→ Brano del testo

##########

INVITO ALLA LETTURA. GIOVANNI XXIII, IN UNA CAREZZA LA RIVOLUZIONE

Invito alla lettura: GIOVANNI XXIII, IN UNA CAREZZA LA RIVOLUZIONE

Presentazione del libro di Stefania Falasca, Giornalista (Ed. Rizzoli). Partecipa l’Autore. Introduce Francesca Fabbri Fellini, Giornalista.

 

FRANCESCA FABBRI FELLINI:
Adesso passiamo ad un altro libro. Ho il piacere di avere accanto a me una collega giornalista editorialista dell’Avvenire, che si chiama Stefania Falasca, una scrittrice che io stimo moltissimo, perché ha scritto un libro molto bello, un libro che praticamente riguarda un Papa che abbiamo amato tutti noi, un Papa che viene da lontano, Giovanni XXIII. Il titolo di questo volume è Giovanni XXIII: in una carezza la rivoluzione, edito da Rizzoli, ma è molto importante la linguetta che c’è su questo volume, perché c’è un altro papa che tutti noi amiamo, papa Francesco: “Perché è santo: la storia di una canonizzazione voluta da Papa Francesco”. Io comincerei subito a bomba con Stefania ricordando la data di oggi. Stefania, oggi è?

##########

→ Dati forniti
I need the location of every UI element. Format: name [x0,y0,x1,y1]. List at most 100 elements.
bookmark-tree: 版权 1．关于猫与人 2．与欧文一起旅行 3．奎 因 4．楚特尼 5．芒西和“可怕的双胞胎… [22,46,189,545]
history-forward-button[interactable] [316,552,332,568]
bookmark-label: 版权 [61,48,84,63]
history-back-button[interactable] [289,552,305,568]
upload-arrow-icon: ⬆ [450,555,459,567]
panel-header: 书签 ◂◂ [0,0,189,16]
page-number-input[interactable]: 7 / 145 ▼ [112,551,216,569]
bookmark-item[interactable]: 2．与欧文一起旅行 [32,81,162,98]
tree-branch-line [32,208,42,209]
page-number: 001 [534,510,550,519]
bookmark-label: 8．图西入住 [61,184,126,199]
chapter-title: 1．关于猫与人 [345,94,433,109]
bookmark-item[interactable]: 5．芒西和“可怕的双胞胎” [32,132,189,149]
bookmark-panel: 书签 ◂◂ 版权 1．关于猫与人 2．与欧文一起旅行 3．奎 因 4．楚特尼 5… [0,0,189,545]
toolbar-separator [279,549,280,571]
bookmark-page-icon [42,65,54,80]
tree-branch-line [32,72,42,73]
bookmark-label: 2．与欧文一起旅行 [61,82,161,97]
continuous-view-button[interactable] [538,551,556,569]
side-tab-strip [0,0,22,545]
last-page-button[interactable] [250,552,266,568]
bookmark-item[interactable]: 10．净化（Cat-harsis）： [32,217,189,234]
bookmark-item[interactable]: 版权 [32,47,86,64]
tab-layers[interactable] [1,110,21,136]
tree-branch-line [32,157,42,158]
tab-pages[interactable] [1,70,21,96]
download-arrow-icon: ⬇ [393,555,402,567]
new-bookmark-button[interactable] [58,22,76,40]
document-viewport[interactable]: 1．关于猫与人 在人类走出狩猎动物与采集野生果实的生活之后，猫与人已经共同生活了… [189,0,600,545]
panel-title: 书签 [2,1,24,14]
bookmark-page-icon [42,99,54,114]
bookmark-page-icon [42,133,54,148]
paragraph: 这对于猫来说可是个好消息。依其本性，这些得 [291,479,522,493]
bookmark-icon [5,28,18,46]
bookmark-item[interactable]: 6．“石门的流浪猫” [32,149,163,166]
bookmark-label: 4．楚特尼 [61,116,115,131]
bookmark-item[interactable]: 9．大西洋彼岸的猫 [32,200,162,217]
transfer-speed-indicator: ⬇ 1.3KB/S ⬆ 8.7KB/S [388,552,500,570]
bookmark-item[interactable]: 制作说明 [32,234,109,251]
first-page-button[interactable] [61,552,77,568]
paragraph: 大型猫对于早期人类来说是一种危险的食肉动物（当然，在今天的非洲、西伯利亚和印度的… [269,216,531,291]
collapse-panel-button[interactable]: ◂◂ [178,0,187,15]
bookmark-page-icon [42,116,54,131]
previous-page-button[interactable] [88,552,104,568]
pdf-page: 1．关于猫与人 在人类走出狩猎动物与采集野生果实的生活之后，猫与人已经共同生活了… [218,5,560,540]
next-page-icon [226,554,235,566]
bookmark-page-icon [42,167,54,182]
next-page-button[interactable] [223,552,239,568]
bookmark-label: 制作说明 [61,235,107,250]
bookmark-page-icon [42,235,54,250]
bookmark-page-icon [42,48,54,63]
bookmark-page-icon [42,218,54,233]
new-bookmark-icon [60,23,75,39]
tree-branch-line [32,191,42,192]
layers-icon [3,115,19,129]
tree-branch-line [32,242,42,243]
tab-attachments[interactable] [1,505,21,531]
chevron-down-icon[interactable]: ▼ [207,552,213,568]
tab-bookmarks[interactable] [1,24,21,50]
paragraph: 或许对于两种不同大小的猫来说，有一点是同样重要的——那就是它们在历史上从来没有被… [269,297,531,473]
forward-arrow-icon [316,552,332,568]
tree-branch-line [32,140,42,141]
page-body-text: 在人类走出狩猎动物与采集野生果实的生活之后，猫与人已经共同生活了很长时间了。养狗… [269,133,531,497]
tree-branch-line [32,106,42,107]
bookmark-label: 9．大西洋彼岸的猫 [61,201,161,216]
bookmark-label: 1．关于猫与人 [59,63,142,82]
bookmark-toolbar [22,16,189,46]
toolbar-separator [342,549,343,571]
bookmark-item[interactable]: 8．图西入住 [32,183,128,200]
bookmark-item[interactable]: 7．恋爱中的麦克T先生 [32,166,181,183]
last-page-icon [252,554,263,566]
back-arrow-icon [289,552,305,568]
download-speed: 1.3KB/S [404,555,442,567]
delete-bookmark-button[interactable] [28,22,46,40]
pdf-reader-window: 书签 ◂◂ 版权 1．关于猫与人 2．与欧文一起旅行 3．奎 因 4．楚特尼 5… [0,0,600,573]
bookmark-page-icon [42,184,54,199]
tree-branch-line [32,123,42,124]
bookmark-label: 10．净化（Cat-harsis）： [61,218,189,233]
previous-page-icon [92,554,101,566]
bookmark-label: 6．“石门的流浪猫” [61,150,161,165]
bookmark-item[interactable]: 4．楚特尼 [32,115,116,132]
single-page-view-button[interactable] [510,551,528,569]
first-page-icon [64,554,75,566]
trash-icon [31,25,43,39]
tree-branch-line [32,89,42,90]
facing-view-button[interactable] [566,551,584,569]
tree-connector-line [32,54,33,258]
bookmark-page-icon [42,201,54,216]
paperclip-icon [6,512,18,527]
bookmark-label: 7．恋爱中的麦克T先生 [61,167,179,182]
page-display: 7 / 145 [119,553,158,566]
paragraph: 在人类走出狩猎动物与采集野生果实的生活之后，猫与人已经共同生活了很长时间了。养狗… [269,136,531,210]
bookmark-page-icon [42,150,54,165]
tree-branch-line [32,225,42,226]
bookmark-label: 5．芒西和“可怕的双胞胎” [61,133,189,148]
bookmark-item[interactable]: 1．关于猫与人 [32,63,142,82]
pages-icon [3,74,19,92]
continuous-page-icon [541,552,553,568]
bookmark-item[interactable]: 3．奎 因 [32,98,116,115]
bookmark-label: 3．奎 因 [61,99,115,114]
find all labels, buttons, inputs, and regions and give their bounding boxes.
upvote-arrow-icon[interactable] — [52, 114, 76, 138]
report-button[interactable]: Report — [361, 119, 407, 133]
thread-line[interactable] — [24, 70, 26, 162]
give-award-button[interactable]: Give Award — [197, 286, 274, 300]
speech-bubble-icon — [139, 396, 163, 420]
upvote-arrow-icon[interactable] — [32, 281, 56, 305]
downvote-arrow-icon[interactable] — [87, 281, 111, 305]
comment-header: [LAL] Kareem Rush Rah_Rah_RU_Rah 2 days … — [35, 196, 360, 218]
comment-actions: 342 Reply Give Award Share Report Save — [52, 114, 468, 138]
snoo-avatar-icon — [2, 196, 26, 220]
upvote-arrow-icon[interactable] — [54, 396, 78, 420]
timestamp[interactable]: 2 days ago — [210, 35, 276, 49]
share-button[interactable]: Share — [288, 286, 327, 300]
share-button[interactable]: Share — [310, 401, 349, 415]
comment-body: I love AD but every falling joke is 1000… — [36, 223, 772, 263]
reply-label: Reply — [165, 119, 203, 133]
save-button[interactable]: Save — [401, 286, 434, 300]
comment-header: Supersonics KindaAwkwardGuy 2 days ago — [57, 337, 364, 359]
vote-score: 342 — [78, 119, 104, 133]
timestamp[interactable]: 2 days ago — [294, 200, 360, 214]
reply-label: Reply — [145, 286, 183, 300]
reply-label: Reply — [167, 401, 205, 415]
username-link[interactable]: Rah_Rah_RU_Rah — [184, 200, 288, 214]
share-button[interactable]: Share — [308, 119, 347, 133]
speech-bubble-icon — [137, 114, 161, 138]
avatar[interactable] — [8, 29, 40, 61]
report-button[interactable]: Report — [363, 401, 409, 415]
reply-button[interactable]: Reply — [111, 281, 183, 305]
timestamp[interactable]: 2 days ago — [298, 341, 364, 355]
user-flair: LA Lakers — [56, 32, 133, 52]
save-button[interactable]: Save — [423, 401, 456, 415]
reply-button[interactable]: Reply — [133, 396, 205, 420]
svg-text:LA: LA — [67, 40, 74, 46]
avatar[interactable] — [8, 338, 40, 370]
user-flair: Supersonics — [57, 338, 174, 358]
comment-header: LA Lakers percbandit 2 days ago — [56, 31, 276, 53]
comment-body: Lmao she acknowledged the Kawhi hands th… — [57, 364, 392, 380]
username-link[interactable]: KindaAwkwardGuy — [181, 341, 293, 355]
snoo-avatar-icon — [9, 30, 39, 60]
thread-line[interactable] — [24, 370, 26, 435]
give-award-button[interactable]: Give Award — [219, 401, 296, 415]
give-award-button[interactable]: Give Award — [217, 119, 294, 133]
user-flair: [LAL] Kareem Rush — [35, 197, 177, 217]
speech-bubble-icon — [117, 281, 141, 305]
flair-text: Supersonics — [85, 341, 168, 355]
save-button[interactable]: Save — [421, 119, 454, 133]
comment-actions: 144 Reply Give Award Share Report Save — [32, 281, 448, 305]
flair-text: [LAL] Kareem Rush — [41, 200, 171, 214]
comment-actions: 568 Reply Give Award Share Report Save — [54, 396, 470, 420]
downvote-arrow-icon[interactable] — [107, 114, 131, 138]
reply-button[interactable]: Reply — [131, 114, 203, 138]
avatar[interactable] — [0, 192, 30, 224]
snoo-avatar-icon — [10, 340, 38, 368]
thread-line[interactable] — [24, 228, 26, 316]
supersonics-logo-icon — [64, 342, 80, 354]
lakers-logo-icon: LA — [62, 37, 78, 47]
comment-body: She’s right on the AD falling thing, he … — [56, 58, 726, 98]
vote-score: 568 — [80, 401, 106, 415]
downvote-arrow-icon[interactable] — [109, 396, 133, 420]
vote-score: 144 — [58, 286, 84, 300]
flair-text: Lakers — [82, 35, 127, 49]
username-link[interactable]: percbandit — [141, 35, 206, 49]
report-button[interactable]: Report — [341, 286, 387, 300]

##########

→ Consegna 1
Indica se le affermazioni (a), (b) e (c) concordano con il brano sulla presentazione del libro su Giovanni XXIII. Per ciascuna rispondi sì o no e cita alla lettera le parole del brano che lo decidono. (a) Il volume è pubblicato da Rizzoli. (b) Stefania Falasca è editorialista del Corriere della Sera. (c) La linguetta del volume menziona papa Francesco.
→ Consegna 2
Prosegui il brano sulla presentazione del libro su Giovanni XXIII a partire dalla domanda con cui si interrompe.

→ Risposta finale 1
(a) Sì: "edito da Rizzoli".
(b) No: "una collega giornalista editorialista dell’Avvenire".
(c) Sì: "la storia di una canonizzazione voluta da Papa Francesco".

→ Risposta finale 2
STEFANIA FALASCA:
Il 26 agosto, la data dell’elezione di Albino Luciani, di Papa Luciani.

FRANCESCA FABBRI FELLINI:
È la data dell’elezione, nel ’78, di Papa Luciani, che solo per poco abbiamo amato tutti. Stefania è vice postulatrice per la causa di canonizzazione di papa Luciani. Papa Luciani viene da lontano nella tua storia, perché tu hai presentato la tua tesi di laurea…

STEFANIA FALASCA:
No, la tesi di dottorato, sul linguaggio di Papa Luciani. Ma su Luciani bisogna dire che è anche un figlio spirituale di Giovanni XXIII, anzi io li legherei proprio in un ideale disegno, appunto Giovanni XXIII, Luciani, Paolo VI e Papa Bergoglio.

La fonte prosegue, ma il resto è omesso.